> **Work to do**: Take each line containing "JSON" and report it exactly as written.

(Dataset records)
════════════════

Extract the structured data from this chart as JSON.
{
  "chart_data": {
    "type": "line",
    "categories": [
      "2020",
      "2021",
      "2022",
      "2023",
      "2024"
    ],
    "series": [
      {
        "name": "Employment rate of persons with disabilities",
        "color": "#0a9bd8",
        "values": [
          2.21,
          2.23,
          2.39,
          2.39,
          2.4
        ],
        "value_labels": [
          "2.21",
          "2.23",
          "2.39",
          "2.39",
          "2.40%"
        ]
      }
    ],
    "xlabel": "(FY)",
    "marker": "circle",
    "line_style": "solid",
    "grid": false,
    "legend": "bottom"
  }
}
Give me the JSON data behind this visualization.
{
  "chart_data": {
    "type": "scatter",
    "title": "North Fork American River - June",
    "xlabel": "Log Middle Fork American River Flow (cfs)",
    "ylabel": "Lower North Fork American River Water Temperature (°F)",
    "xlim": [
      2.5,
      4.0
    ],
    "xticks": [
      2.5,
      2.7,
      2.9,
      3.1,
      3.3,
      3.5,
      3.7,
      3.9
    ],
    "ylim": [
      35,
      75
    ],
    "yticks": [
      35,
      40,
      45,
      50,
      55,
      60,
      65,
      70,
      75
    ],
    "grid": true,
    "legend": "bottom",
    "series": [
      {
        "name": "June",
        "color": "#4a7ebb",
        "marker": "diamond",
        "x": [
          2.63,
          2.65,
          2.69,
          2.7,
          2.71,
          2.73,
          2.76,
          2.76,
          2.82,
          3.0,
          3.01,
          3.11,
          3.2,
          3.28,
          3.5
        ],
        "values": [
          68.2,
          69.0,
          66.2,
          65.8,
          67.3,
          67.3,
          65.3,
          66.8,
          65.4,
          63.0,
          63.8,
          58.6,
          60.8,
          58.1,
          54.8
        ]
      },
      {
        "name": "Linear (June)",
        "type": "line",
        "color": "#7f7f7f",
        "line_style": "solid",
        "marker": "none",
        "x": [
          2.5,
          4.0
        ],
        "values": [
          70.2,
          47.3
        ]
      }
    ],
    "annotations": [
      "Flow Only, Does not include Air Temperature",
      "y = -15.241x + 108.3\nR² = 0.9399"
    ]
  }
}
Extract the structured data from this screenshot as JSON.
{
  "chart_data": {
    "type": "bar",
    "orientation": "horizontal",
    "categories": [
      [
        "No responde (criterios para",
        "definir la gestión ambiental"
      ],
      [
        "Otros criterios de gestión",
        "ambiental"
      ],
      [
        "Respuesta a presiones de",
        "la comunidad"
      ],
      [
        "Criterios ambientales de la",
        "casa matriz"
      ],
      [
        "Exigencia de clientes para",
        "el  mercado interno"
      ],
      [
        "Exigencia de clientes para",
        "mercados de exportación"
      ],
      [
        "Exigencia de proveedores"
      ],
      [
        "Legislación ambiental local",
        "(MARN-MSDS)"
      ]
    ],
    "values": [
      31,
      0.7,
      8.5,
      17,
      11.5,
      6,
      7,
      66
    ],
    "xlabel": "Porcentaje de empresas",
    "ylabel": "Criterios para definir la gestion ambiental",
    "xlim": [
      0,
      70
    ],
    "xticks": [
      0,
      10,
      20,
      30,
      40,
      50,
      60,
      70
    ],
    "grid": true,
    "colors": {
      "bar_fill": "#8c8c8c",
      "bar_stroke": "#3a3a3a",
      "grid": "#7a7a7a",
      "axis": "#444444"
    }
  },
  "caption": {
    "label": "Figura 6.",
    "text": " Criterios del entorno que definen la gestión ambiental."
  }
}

════════════════

> **The output**:
Extract the structured data from this chart as JSON.
Give me the JSON data behind this visualization.
Extract the structured data from this screenshot as JSON.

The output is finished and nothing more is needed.